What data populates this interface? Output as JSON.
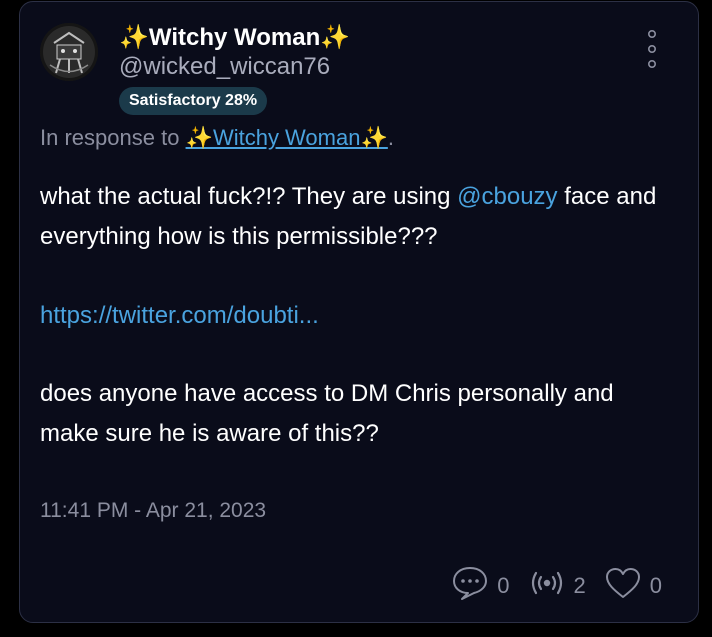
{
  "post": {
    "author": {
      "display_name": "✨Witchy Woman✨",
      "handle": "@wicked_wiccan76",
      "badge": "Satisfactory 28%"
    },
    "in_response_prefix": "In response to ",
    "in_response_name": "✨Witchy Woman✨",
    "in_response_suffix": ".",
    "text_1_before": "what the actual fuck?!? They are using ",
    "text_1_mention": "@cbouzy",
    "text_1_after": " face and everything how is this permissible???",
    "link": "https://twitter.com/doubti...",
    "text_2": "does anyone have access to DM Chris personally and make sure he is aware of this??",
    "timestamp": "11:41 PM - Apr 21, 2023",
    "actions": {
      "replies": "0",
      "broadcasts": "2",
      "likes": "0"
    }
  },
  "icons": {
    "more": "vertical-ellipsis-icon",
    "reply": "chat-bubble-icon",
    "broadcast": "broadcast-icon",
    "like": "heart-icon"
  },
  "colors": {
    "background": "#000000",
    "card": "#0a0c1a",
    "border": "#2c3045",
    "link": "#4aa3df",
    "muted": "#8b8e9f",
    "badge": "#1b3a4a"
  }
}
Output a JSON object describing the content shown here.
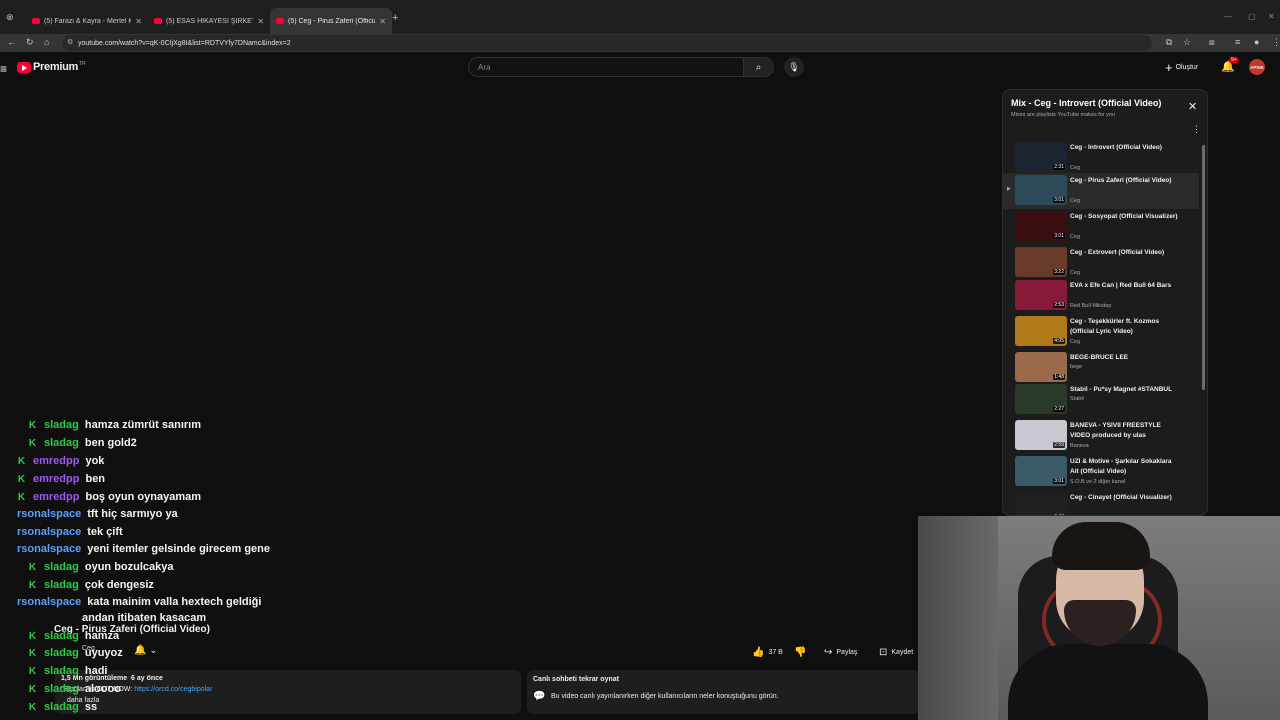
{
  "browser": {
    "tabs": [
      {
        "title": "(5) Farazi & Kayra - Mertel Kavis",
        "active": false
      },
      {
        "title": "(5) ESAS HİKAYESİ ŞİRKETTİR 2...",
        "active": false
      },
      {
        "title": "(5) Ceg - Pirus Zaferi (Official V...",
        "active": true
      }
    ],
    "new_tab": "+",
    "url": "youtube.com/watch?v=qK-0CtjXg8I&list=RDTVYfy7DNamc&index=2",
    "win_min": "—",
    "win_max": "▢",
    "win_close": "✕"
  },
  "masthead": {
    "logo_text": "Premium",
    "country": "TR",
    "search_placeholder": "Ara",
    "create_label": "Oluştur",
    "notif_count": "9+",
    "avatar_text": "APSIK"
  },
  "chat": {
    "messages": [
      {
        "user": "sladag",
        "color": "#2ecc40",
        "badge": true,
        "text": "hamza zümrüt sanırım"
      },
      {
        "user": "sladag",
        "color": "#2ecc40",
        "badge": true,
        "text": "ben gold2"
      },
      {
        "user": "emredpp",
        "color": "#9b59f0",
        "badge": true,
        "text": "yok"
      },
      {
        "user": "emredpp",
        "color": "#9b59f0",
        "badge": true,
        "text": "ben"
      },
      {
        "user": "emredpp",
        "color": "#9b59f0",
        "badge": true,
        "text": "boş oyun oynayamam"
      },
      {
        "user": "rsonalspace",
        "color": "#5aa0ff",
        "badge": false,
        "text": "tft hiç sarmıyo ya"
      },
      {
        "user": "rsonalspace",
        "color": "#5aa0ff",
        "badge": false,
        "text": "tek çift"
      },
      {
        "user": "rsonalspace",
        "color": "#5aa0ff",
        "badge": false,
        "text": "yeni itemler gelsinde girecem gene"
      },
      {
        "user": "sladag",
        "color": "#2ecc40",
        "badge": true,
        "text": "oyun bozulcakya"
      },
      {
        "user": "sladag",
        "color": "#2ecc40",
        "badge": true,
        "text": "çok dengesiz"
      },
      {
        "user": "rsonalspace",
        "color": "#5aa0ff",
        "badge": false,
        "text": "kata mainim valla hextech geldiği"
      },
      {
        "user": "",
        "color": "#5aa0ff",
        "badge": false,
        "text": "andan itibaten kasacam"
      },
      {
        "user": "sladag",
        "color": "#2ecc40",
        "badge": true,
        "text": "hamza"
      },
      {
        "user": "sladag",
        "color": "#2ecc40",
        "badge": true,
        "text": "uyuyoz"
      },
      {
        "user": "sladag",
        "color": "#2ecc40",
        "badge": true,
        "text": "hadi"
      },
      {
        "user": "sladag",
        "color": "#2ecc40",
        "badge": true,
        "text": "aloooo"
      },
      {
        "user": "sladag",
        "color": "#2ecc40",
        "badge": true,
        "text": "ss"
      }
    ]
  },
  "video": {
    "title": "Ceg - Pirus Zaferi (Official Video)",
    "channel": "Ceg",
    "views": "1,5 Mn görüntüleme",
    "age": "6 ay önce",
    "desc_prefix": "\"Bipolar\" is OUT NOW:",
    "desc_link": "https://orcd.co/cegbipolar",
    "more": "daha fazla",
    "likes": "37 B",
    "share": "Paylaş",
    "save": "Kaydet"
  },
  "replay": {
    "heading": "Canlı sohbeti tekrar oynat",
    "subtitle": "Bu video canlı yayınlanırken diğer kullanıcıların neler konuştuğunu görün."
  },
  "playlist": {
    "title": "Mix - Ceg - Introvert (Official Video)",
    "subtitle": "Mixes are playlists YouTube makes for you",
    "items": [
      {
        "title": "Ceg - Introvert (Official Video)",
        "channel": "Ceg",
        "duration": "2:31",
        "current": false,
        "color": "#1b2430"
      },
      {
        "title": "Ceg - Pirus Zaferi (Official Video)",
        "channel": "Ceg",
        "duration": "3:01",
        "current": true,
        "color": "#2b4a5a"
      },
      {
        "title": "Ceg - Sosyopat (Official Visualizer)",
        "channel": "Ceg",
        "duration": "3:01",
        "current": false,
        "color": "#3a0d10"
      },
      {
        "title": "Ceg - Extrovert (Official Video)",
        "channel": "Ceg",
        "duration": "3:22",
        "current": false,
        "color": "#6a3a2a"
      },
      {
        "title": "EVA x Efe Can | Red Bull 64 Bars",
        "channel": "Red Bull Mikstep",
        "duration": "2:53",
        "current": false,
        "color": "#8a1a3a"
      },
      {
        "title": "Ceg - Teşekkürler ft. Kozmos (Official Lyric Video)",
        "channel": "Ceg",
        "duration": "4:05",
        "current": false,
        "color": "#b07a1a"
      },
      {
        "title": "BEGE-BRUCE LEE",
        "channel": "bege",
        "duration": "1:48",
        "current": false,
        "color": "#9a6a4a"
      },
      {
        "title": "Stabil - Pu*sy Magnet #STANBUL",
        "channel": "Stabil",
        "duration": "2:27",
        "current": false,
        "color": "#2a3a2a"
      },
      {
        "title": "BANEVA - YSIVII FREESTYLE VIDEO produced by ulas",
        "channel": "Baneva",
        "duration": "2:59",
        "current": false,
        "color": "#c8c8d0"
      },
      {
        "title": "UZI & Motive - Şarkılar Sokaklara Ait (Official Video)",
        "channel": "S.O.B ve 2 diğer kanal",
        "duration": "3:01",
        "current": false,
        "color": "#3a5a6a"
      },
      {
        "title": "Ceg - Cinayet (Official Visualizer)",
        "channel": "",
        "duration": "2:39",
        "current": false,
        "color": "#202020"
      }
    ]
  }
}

■ ■ ■ ■ ■

Repeat the full listing above exactly, with no pictures in the copy.

* [EXPECTED ANSWER]
What data populates this interface? Output as JSON.
{
  "post": {
    "author": {
      "display_name": "✨Witchy Woman✨",
      "handle": "@wicked_wiccan76",
      "badge": "Satisfactory 28%"
    },
    "in_response_prefix": "In response to ",
    "in_response_name": "✨Witchy Woman✨",
    "in_response_suffix": ".",
    "text_1_before": "what the actual fuck?!? They are using ",
    "text_1_mention": "@cbouzy",
    "text_1_after": " face and everything how is this permissible???",
    "link": "https://twitter.com/doubti...",
    "text_2": "does anyone have access to DM Chris personally and make sure he is aware of this??",
    "timestamp": "11:41 PM - Apr 21, 2023",
    "actions": {
      "replies": "0",
      "broadcasts": "2",
      "likes": "0"
    }
  },
  "icons": {
    "more": "vertical-ellipsis-icon",
    "reply": "chat-bubble-icon",
    "broadcast": "broadcast-icon",
    "like": "heart-icon"
  },
  "colors": {
    "background": "#000000",
    "card": "#0a0c1a",
    "border": "#2c3045",
    "link": "#4aa3df",
    "muted": "#8b8e9f",
    "badge": "#1b3a4a"
  }
}
Output a JSON object describing the content shown here.
{
  "browser": {
    "tabs": [
      {
        "title": "(5) Farazi & Kayra - Mertel Kavis",
        "active": false
      },
      {
        "title": "(5) ESAS HİKAYESİ ŞİRKETTİR 2...",
        "active": false
      },
      {
        "title": "(5) Ceg - Pirus Zaferi (Official V...",
        "active": true
      }
    ],
    "new_tab": "+",
    "url": "youtube.com/watch?v=qK-0CtjXg8I&list=RDTVYfy7DNamc&index=2",
    "win_min": "—",
    "win_max": "▢",
    "win_close": "✕"
  },
  "masthead": {
    "logo_text": "Premium",
    "country": "TR",
    "search_placeholder": "Ara",
    "create_label": "Oluştur",
    "notif_count": "9+",
    "avatar_text": "APSIK"
  },
  "chat": {
    "messages": [
      {
        "user": "sladag",
        "color": "#2ecc40",
        "badge": true,
        "text": "hamza zümrüt sanırım"
      },
      {
        "user": "sladag",
        "color": "#2ecc40",
        "badge": true,
        "text": "ben gold2"
      },
      {
        "user": "emredpp",
        "color": "#9b59f0",
        "badge": true,
        "text": "yok"
      },
      {
        "user": "emredpp",
        "color": "#9b59f0",
        "badge": true,
        "text": "ben"
      },
      {
        "user": "emredpp",
        "color": "#9b59f0",
        "badge": true,
        "text": "boş oyun oynayamam"
      },
      {
        "user": "rsonalspace",
        "color": "#5aa0ff",
        "badge": false,
        "text": "tft hiç sarmıyo ya"
      },
      {
        "user": "rsonalspace",
        "color": "#5aa0ff",
        "badge": false,
        "text": "tek çift"
      },
      {
        "user": "rsonalspace",
        "color": "#5aa0ff",
        "badge": false,
        "text": "yeni itemler gelsinde girecem gene"
      },
      {
        "user": "sladag",
        "color": "#2ecc40",
        "badge": true,
        "text": "oyun bozulcakya"
      },
      {
        "user": "sladag",
        "color": "#2ecc40",
        "badge": true,
        "text": "çok dengesiz"
      },
      {
        "user": "rsonalspace",
        "color": "#5aa0ff",
        "badge": false,
        "text": "kata mainim valla hextech geldiği"
      },
      {
        "user": "",
        "color": "#5aa0ff",
        "badge": false,
        "text": "andan itibaten kasacam"
      },
      {
        "user": "sladag",
        "color": "#2ecc40",
        "badge": true,
        "text": "hamza"
      },
      {
        "user": "sladag",
        "color": "#2ecc40",
        "badge": true,
        "text": "uyuyoz"
      },
      {
        "user": "sladag",
        "color": "#2ecc40",
        "badge": true,
        "text": "hadi"
      },
      {
        "user": "sladag",
        "color": "#2ecc40",
        "badge": true,
        "text": "aloooo"
      },
      {
        "user": "sladag",
        "color": "#2ecc40",
        "badge": true,
        "text": "ss"
      }
    ]
  },
  "video": {
    "title": "Ceg - Pirus Zaferi (Official Video)",
    "channel": "Ceg",
    "views": "1,5 Mn görüntüleme",
    "age": "6 ay önce",
    "desc_prefix": "\"Bipolar\" is OUT NOW:",
    "desc_link": "https://orcd.co/cegbipolar",
    "more": "daha fazla",
    "likes": "37 B",
    "share": "Paylaş",
    "save": "Kaydet"
  },
  "replay": {
    "heading": "Canlı sohbeti tekrar oynat",
    "subtitle": "Bu video canlı yayınlanırken diğer kullanıcıların neler konuştuğunu görün."
  },
  "playlist": {
    "title": "Mix - Ceg - Introvert (Official Video)",
    "subtitle": "Mixes are playlists YouTube makes for you",
    "items": [
      {
        "title": "Ceg - Introvert (Official Video)",
        "channel": "Ceg",
        "duration": "2:31",
        "current": false,
        "color": "#1b2430"
      },
      {
        "title": "Ceg - Pirus Zaferi (Official Video)",
        "channel": "Ceg",
        "duration": "3:01",
        "current": true,
        "color": "#2b4a5a"
      },
      {
        "title": "Ceg - Sosyopat (Official Visualizer)",
        "channel": "Ceg",
        "duration": "3:01",
        "current": false,
        "color": "#3a0d10"
      },
      {
        "title": "Ceg - Extrovert (Official Video)",
        "channel": "Ceg",
        "duration": "3:22",
        "current": false,
        "color": "#6a3a2a"
      },
      {
        "title": "EVA x Efe Can | Red Bull 64 Bars",
        "channel": "Red Bull Mikstep",
        "duration": "2:53",
        "current": false,
        "color": "#8a1a3a"
      },
      {
        "title": "Ceg - Teşekkürler ft. Kozmos (Official Lyric Video)",
        "channel": "Ceg",
        "duration": "4:05",
        "current": false,
        "color": "#b07a1a"
      },
      {
        "title": "BEGE-BRUCE LEE",
        "channel": "bege",
        "duration": "1:48",
        "current": false,
        "color": "#9a6a4a"
      },
      {
        "title": "Stabil - Pu*sy Magnet #STANBUL",
        "channel": "Stabil",
        "duration": "2:27",
        "current": false,
        "color": "#2a3a2a"
      },
      {
        "title": "BANEVA - YSIVII FREESTYLE VIDEO produced by ulas",
        "channel": "Baneva",
        "duration": "2:59",
        "current": false,
        "color": "#c8c8d0"
      },
      {
        "title": "UZI & Motive - Şarkılar Sokaklara Ait (Official Video)",
        "channel": "S.O.B ve 2 diğer kanal",
        "duration": "3:01",
        "current": false,
        "color": "#3a5a6a"
      },
      {
        "title": "Ceg - Cinayet (Official Visualizer)",
        "channel": "",
        "duration": "2:39",
        "current": false,
        "color": "#202020"
      }
    ]
  }
}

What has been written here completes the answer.